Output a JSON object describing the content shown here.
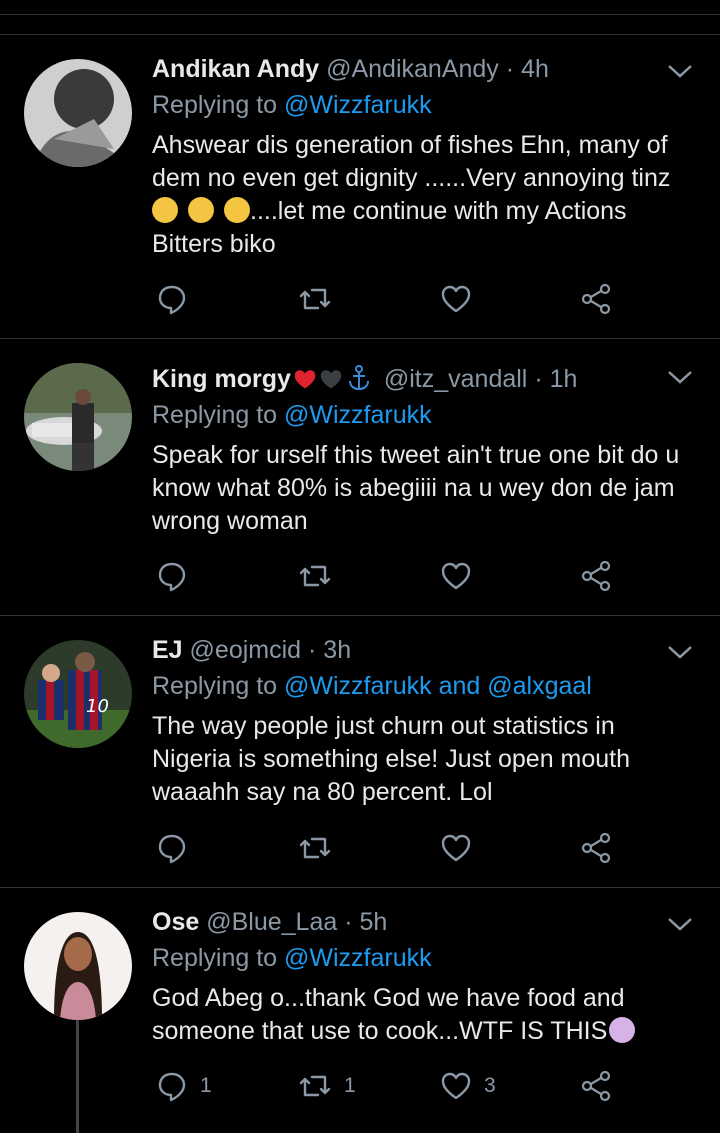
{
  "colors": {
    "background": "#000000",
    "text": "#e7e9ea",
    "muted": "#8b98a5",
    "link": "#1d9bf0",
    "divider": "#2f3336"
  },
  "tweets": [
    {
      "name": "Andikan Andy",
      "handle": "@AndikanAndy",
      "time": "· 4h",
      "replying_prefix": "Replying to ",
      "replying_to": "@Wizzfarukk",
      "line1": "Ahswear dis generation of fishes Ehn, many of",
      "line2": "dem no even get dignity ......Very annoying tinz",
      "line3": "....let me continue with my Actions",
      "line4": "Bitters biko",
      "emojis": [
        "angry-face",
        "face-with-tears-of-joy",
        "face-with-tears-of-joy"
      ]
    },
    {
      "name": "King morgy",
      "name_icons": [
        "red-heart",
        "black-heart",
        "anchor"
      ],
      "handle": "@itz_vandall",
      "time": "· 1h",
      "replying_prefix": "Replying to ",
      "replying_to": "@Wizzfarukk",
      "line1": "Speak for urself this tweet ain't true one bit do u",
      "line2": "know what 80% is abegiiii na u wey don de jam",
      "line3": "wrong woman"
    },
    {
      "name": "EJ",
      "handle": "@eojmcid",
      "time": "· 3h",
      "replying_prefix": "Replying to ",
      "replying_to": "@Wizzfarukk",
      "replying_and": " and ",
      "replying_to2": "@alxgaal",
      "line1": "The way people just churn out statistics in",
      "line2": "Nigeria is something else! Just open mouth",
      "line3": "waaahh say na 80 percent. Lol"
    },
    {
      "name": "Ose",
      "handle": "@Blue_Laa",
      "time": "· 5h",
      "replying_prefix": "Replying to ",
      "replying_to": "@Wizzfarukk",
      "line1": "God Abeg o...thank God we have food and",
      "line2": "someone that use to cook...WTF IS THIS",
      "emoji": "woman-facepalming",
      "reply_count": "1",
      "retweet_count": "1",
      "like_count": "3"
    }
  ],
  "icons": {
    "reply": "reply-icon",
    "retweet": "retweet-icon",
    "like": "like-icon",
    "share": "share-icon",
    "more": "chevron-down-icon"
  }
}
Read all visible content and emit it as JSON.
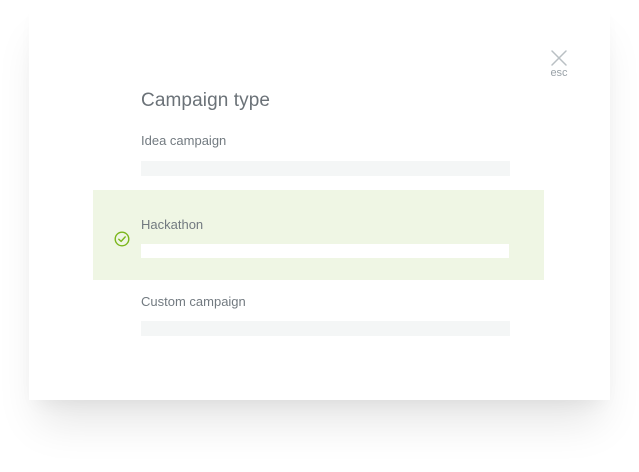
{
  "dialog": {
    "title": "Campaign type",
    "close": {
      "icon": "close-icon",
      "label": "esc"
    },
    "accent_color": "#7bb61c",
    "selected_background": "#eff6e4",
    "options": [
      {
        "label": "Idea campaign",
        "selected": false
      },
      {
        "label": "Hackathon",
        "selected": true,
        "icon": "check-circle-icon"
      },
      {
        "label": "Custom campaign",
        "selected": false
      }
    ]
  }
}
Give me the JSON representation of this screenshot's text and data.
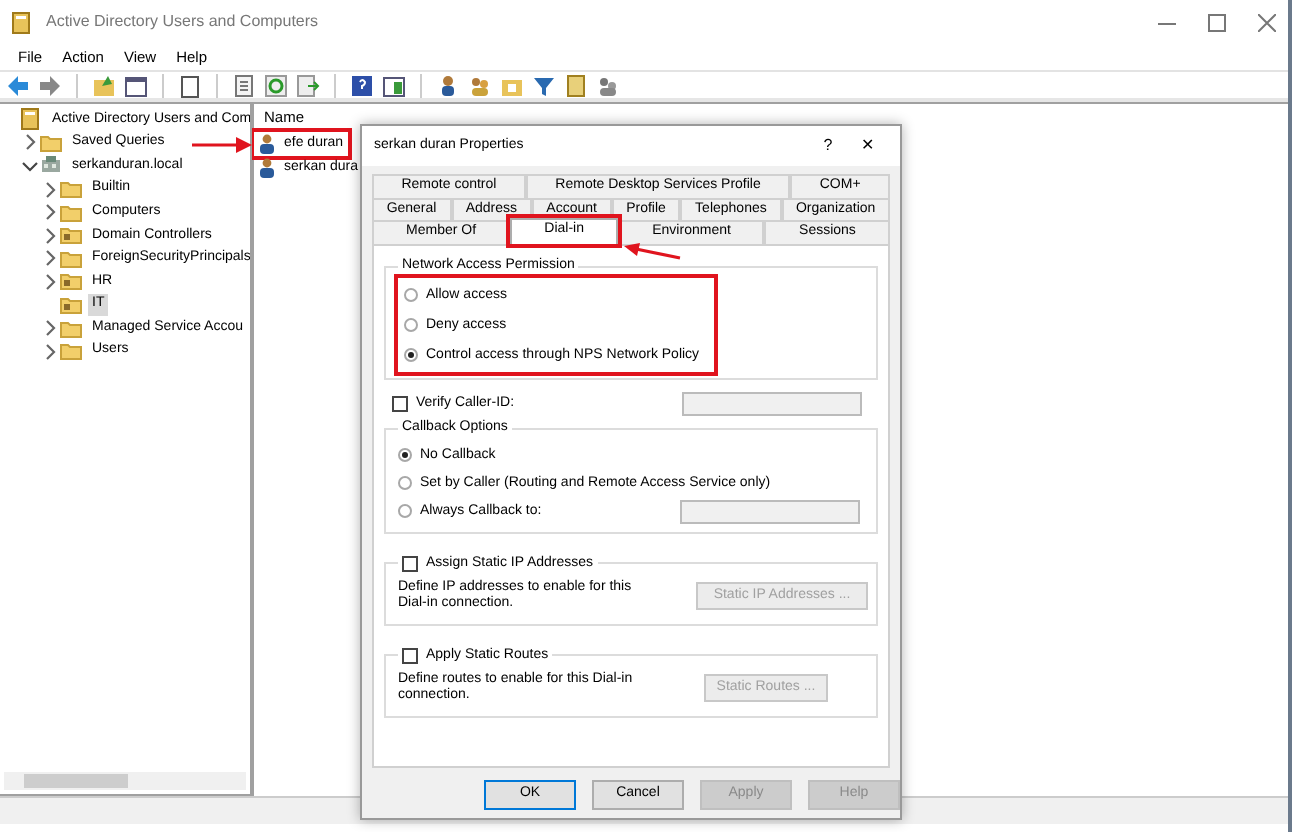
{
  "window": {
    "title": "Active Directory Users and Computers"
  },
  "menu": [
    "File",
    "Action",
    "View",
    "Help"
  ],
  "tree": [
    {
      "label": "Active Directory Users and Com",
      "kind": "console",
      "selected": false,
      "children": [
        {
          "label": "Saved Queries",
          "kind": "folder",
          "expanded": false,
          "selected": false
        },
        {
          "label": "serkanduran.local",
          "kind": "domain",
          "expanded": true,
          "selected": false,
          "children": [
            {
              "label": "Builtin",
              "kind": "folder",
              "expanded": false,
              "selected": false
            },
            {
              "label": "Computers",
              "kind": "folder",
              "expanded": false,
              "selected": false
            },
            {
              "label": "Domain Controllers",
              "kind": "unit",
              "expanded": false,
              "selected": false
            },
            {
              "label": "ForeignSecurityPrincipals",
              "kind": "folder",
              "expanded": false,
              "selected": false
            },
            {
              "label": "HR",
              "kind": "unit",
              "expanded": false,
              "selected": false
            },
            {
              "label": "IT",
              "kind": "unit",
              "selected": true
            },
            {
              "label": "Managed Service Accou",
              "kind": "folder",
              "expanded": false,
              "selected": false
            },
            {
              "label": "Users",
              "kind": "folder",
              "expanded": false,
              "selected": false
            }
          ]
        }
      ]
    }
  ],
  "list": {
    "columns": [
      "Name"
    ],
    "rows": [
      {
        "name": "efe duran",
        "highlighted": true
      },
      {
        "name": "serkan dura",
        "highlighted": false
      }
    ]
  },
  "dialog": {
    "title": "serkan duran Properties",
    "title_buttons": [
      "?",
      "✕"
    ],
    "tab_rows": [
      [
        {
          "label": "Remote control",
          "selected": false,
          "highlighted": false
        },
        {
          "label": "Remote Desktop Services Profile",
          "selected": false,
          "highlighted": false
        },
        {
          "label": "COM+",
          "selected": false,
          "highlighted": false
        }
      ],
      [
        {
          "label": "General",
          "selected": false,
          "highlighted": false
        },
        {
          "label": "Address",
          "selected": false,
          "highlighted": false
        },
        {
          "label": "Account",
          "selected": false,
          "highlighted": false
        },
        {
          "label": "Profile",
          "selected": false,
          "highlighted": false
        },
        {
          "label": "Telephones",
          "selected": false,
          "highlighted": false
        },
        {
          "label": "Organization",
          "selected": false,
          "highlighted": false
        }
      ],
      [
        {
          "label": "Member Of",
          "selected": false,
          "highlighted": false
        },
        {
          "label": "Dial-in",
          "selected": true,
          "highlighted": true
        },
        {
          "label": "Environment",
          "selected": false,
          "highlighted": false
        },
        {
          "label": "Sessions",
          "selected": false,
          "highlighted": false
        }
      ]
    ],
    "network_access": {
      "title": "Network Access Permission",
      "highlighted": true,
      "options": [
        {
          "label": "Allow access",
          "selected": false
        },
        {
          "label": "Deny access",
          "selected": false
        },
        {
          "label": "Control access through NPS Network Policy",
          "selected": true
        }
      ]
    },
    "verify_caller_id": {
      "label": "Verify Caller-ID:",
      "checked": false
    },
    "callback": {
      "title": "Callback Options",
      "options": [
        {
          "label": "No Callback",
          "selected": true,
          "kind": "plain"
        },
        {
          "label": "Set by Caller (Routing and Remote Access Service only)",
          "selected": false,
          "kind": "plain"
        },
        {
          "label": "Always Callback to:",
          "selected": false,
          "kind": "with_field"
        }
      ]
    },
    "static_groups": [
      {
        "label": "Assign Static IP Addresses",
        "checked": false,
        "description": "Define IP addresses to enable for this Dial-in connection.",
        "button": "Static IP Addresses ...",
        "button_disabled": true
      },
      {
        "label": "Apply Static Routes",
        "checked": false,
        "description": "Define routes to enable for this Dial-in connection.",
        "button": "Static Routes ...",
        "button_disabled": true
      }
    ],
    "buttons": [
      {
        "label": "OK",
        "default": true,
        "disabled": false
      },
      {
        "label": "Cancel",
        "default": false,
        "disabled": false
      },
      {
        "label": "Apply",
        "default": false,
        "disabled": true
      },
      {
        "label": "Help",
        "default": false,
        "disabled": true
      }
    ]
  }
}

▸ WORK REQUIRED
Transcribe all of the entries word for word, but skip any pictures they contain.

▸ THE RESPONSE
Output a JSON object describing the content shown here.
{
  "colors": {
    "background": "#000000",
    "text": "#e7e9ea",
    "muted": "#8b98a5",
    "link": "#1d9bf0",
    "divider": "#2f3336"
  },
  "tweets": [
    {
      "name": "Andikan Andy",
      "handle": "@AndikanAndy",
      "time": "· 4h",
      "replying_prefix": "Replying to ",
      "replying_to": "@Wizzfarukk",
      "line1": "Ahswear dis generation of fishes Ehn, many of",
      "line2": "dem no even get dignity ......Very annoying tinz",
      "line3": "....let me continue with my Actions",
      "line4": "Bitters biko",
      "emojis": [
        "angry-face",
        "face-with-tears-of-joy",
        "face-with-tears-of-joy"
      ]
    },
    {
      "name": "King morgy",
      "name_icons": [
        "red-heart",
        "black-heart",
        "anchor"
      ],
      "handle": "@itz_vandall",
      "time": "· 1h",
      "replying_prefix": "Replying to ",
      "replying_to": "@Wizzfarukk",
      "line1": "Speak for urself this tweet ain't true one bit do u",
      "line2": "know what 80% is abegiiii na u wey don de jam",
      "line3": "wrong woman"
    },
    {
      "name": "EJ",
      "handle": "@eojmcid",
      "time": "· 3h",
      "replying_prefix": "Replying to ",
      "replying_to": "@Wizzfarukk",
      "replying_and": " and ",
      "replying_to2": "@alxgaal",
      "line1": "The way people just churn out statistics in",
      "line2": "Nigeria is something else! Just open mouth",
      "line3": "waaahh say na 80 percent. Lol"
    },
    {
      "name": "Ose",
      "handle": "@Blue_Laa",
      "time": "· 5h",
      "replying_prefix": "Replying to ",
      "replying_to": "@Wizzfarukk",
      "line1": "God Abeg o...thank God we have food and",
      "line2": "someone that use to cook...WTF IS THIS",
      "emoji": "woman-facepalming",
      "reply_count": "1",
      "retweet_count": "1",
      "like_count": "3"
    }
  ],
  "icons": {
    "reply": "reply-icon",
    "retweet": "retweet-icon",
    "like": "like-icon",
    "share": "share-icon",
    "more": "chevron-down-icon"
  }
}
Read all visible content and emit it as JSON.
{
  "dialog": {
    "title": "Campaign type",
    "close": {
      "icon": "close-icon",
      "label": "esc"
    },
    "accent_color": "#7bb61c",
    "selected_background": "#eff6e4",
    "options": [
      {
        "label": "Idea campaign",
        "selected": false
      },
      {
        "label": "Hackathon",
        "selected": true,
        "icon": "check-circle-icon"
      },
      {
        "label": "Custom campaign",
        "selected": false
      }
    ]
  }
}
Give me the JSON representation of this screenshot's text and data.
{
  "window": {
    "title": "Active Directory Users and Computers"
  },
  "menu": [
    "File",
    "Action",
    "View",
    "Help"
  ],
  "tree": [
    {
      "label": "Active Directory Users and Com",
      "kind": "console",
      "selected": false,
      "children": [
        {
          "label": "Saved Queries",
          "kind": "folder",
          "expanded": false,
          "selected": false
        },
        {
          "label": "serkanduran.local",
          "kind": "domain",
          "expanded": true,
          "selected": false,
          "children": [
            {
              "label": "Builtin",
              "kind": "folder",
              "expanded": false,
              "selected": false
            },
            {
              "label": "Computers",
              "kind": "folder",
              "expanded": false,
              "selected": false
            },
            {
              "label": "Domain Controllers",
              "kind": "unit",
              "expanded": false,
              "selected": false
            },
            {
              "label": "ForeignSecurityPrincipals",
              "kind": "folder",
              "expanded": false,
              "selected": false
            },
            {
              "label": "HR",
              "kind": "unit",
              "expanded": false,
              "selected": false
            },
            {
              "label": "IT",
              "kind": "unit",
              "selected": true
            },
            {
              "label": "Managed Service Accou",
              "kind": "folder",
              "expanded": false,
              "selected": false
            },
            {
              "label": "Users",
              "kind": "folder",
              "expanded": false,
              "selected": false
            }
          ]
        }
      ]
    }
  ],
  "list": {
    "columns": [
      "Name"
    ],
    "rows": [
      {
        "name": "efe duran",
        "highlighted": true
      },
      {
        "name": "serkan dura",
        "highlighted": false
      }
    ]
  },
  "dialog": {
    "title": "serkan duran Properties",
    "title_buttons": [
      "?",
      "✕"
    ],
    "tab_rows": [
      [
        {
          "label": "Remote control",
          "selected": false,
          "highlighted": false
        },
        {
          "label": "Remote Desktop Services Profile",
          "selected": false,
          "highlighted": false
        },
        {
          "label": "COM+",
          "selected": false,
          "highlighted": false
        }
      ],
      [
        {
          "label": "General",
          "selected": false,
          "highlighted": false
        },
        {
          "label": "Address",
          "selected": false,
          "highlighted": false
        },
        {
          "label": "Account",
          "selected": false,
          "highlighted": false
        },
        {
          "label": "Profile",
          "selected": false,
          "highlighted": false
        },
        {
          "label": "Telephones",
          "selected": false,
          "highlighted": false
        },
        {
          "label": "Organization",
          "selected": false,
          "highlighted": false
        }
      ],
      [
        {
          "label": "Member Of",
          "selected": false,
          "highlighted": false
        },
        {
          "label": "Dial-in",
          "selected": true,
          "highlighted": true
        },
        {
          "label": "Environment",
          "selected": false,
          "highlighted": false
        },
        {
          "label": "Sessions",
          "selected": false,
          "highlighted": false
        }
      ]
    ],
    "network_access": {
      "title": "Network Access Permission",
      "highlighted": true,
      "options": [
        {
          "label": "Allow access",
          "selected": false
        },
        {
          "label": "Deny access",
          "selected": false
        },
        {
          "label": "Control access through NPS Network Policy",
          "selected": true
        }
      ]
    },
    "verify_caller_id": {
      "label": "Verify Caller-ID:",
      "checked": false
    },
    "callback": {
      "title": "Callback Options",
      "options": [
        {
          "label": "No Callback",
          "selected": true,
          "kind": "plain"
        },
        {
          "label": "Set by Caller (Routing and Remote Access Service only)",
          "selected": false,
          "kind": "plain"
        },
        {
          "label": "Always Callback to:",
          "selected": false,
          "kind": "with_field"
        }
      ]
    },
    "static_groups": [
      {
        "label": "Assign Static IP Addresses",
        "checked": false,
        "description": "Define IP addresses to enable for this Dial-in connection.",
        "button": "Static IP Addresses ...",
        "button_disabled": true
      },
      {
        "label": "Apply Static Routes",
        "checked": false,
        "description": "Define routes to enable for this Dial-in connection.",
        "button": "Static Routes ...",
        "button_disabled": true
      }
    ],
    "buttons": [
      {
        "label": "OK",
        "default": true,
        "disabled": false
      },
      {
        "label": "Cancel",
        "default": false,
        "disabled": false
      },
      {
        "label": "Apply",
        "default": false,
        "disabled": true
      },
      {
        "label": "Help",
        "default": false,
        "disabled": true
      }
    ]
  }
}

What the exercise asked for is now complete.